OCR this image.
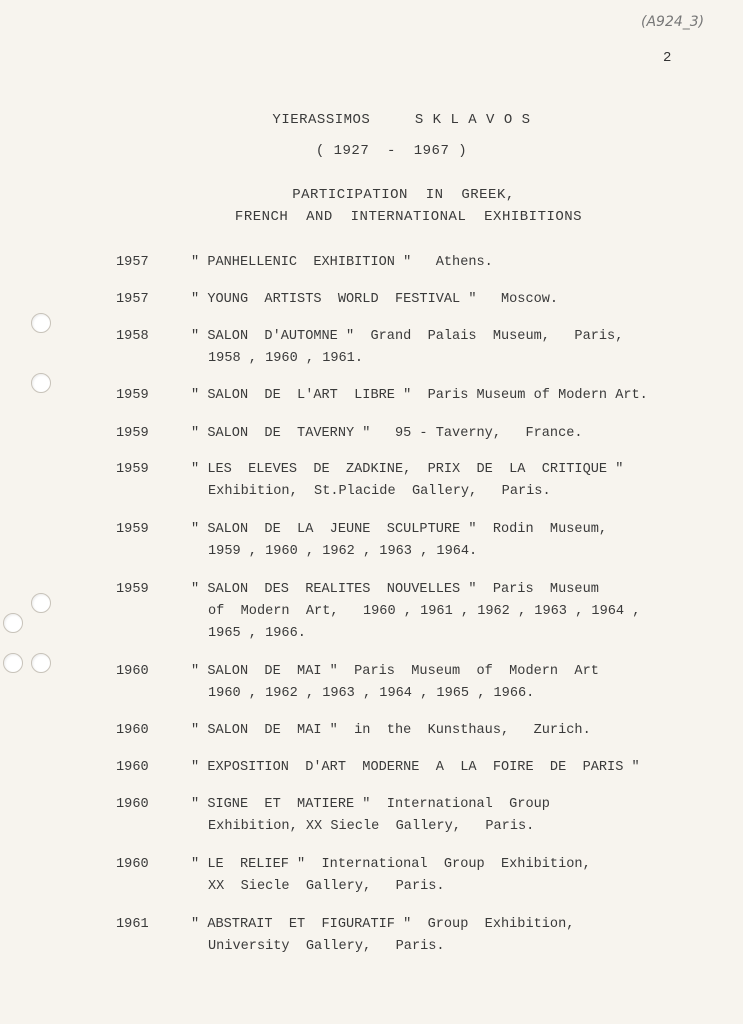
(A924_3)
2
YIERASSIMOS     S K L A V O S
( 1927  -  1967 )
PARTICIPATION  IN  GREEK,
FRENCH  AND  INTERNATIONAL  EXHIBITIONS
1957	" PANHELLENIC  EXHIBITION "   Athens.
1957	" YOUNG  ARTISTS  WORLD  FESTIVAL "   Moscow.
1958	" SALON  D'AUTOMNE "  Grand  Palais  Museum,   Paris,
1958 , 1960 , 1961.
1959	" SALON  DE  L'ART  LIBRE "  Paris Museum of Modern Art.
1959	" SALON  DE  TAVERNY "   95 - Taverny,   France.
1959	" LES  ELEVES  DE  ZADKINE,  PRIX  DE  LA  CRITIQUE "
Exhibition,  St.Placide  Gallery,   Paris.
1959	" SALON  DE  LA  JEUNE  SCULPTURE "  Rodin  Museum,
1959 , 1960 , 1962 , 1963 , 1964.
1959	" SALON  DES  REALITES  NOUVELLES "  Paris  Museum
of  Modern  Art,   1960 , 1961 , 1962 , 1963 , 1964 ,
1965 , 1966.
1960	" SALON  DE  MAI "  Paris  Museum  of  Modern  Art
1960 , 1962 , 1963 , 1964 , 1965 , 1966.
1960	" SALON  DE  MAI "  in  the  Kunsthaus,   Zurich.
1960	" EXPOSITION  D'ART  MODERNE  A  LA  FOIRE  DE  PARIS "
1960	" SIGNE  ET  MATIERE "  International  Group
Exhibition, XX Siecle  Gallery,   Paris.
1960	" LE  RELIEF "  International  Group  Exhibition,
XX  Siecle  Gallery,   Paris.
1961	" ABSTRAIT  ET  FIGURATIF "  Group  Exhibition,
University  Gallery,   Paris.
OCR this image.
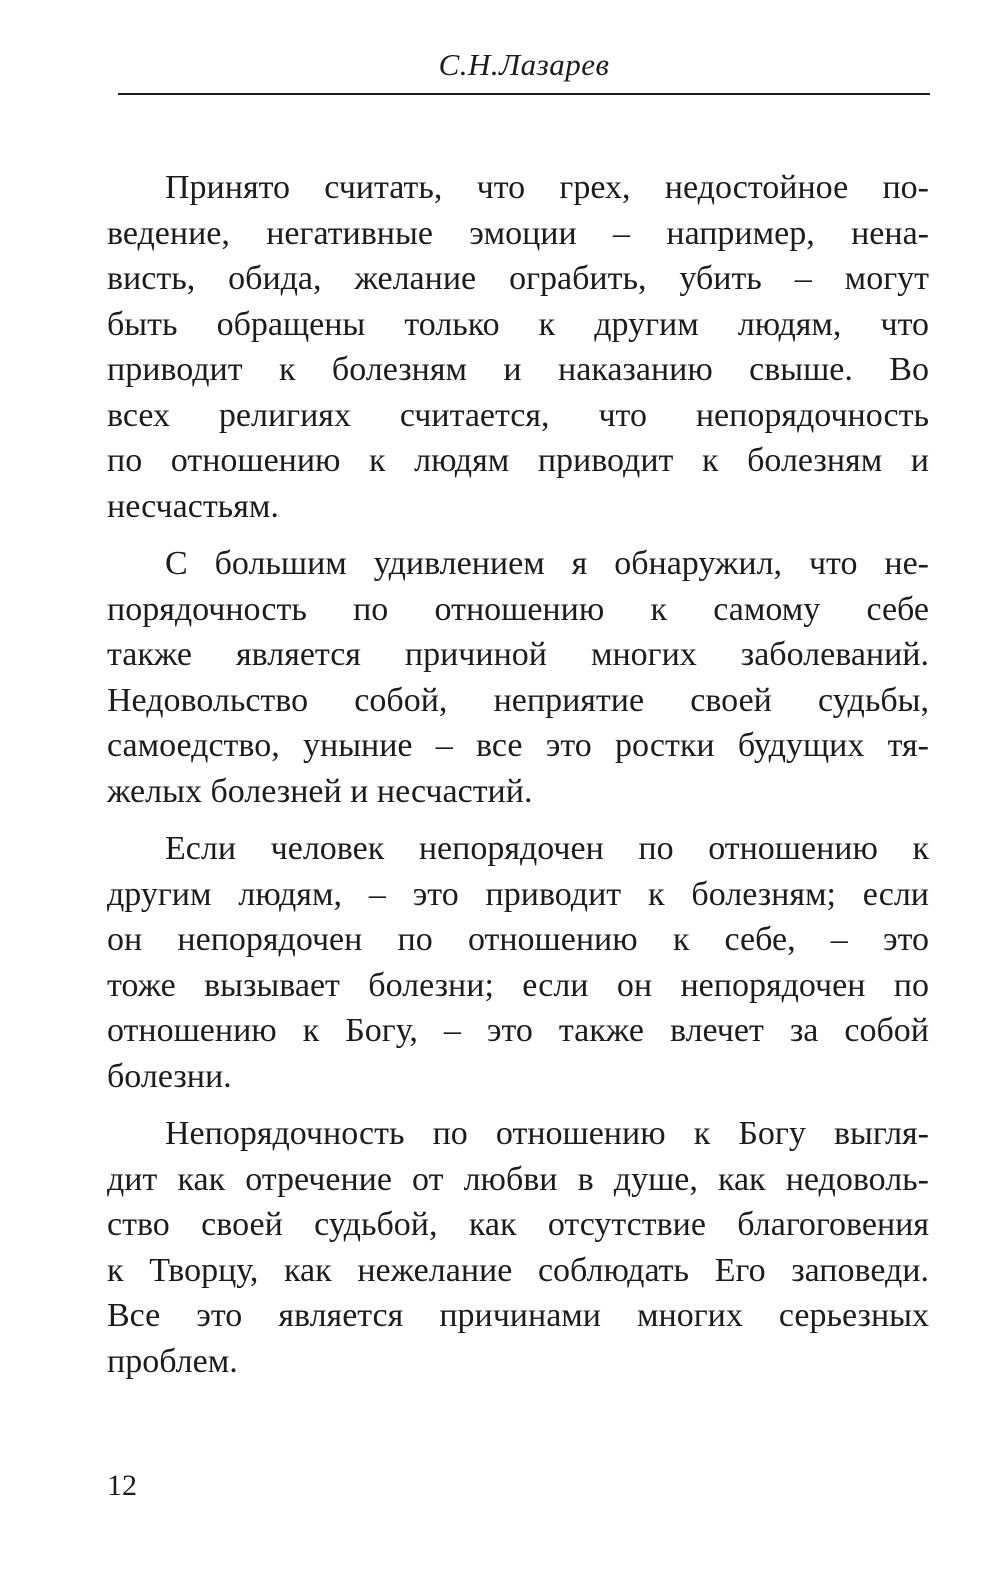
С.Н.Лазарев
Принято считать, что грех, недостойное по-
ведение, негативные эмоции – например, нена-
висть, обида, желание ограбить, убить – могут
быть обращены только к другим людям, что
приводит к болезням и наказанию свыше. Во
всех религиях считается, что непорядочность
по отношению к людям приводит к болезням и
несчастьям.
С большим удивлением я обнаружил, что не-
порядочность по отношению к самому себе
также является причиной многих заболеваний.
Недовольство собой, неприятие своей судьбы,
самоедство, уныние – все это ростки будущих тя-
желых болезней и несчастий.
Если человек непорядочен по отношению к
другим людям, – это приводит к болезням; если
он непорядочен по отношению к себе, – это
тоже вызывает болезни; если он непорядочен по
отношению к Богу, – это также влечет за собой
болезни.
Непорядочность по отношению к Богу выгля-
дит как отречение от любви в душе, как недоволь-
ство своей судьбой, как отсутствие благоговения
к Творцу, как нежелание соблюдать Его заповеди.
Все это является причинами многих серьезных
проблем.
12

•••••

SET TASK:
Give back all entries exactly. No pictures belong in the copy.

FULL ANSWER:
OCR this image.
(A924_3)
2
YIERASSIMOS     S K L A V O S
( 1927  -  1967 )
PARTICIPATION  IN  GREEK,
FRENCH  AND  INTERNATIONAL  EXHIBITIONS
1957	" PANHELLENIC  EXHIBITION "   Athens.
1957	" YOUNG  ARTISTS  WORLD  FESTIVAL "   Moscow.
1958	" SALON  D'AUTOMNE "  Grand  Palais  Museum,   Paris,
1958 , 1960 , 1961.
1959	" SALON  DE  L'ART  LIBRE "  Paris Museum of Modern Art.
1959	" SALON  DE  TAVERNY "   95 - Taverny,   France.
1959	" LES  ELEVES  DE  ZADKINE,  PRIX  DE  LA  CRITIQUE "
Exhibition,  St.Placide  Gallery,   Paris.
1959	" SALON  DE  LA  JEUNE  SCULPTURE "  Rodin  Museum,
1959 , 1960 , 1962 , 1963 , 1964.
1959	" SALON  DES  REALITES  NOUVELLES "  Paris  Museum
of  Modern  Art,   1960 , 1961 , 1962 , 1963 , 1964 ,
1965 , 1966.
1960	" SALON  DE  MAI "  Paris  Museum  of  Modern  Art
1960 , 1962 , 1963 , 1964 , 1965 , 1966.
1960	" SALON  DE  MAI "  in  the  Kunsthaus,   Zurich.
1960	" EXPOSITION  D'ART  MODERNE  A  LA  FOIRE  DE  PARIS "
1960	" SIGNE  ET  MATIERE "  International  Group
Exhibition, XX Siecle  Gallery,   Paris.
1960	" LE  RELIEF "  International  Group  Exhibition,
XX  Siecle  Gallery,   Paris.
1961	" ABSTRAIT  ET  FIGURATIF "  Group  Exhibition,
University  Gallery,   Paris.
OCR this image.
С.Н.Лазарев
Принято считать, что грех, недостойное по-
ведение, негативные эмоции – например, нена-
висть, обида, желание ограбить, убить – могут
быть обращены только к другим людям, что
приводит к болезням и наказанию свыше. Во
всех религиях считается, что непорядочность
по отношению к людям приводит к болезням и
несчастьям.
С большим удивлением я обнаружил, что не-
порядочность по отношению к самому себе
также является причиной многих заболеваний.
Недовольство собой, неприятие своей судьбы,
самоедство, уныние – все это ростки будущих тя-
желых болезней и несчастий.
Если человек непорядочен по отношению к
другим людям, – это приводит к болезням; если
он непорядочен по отношению к себе, – это
тоже вызывает болезни; если он непорядочен по
отношению к Богу, – это также влечет за собой
болезни.
Непорядочность по отношению к Богу выгля-
дит как отречение от любви в душе, как недоволь-
ство своей судьбой, как отсутствие благоговения
к Творцу, как нежелание соблюдать Его заповеди.
Все это является причинами многих серьезных
проблем.
12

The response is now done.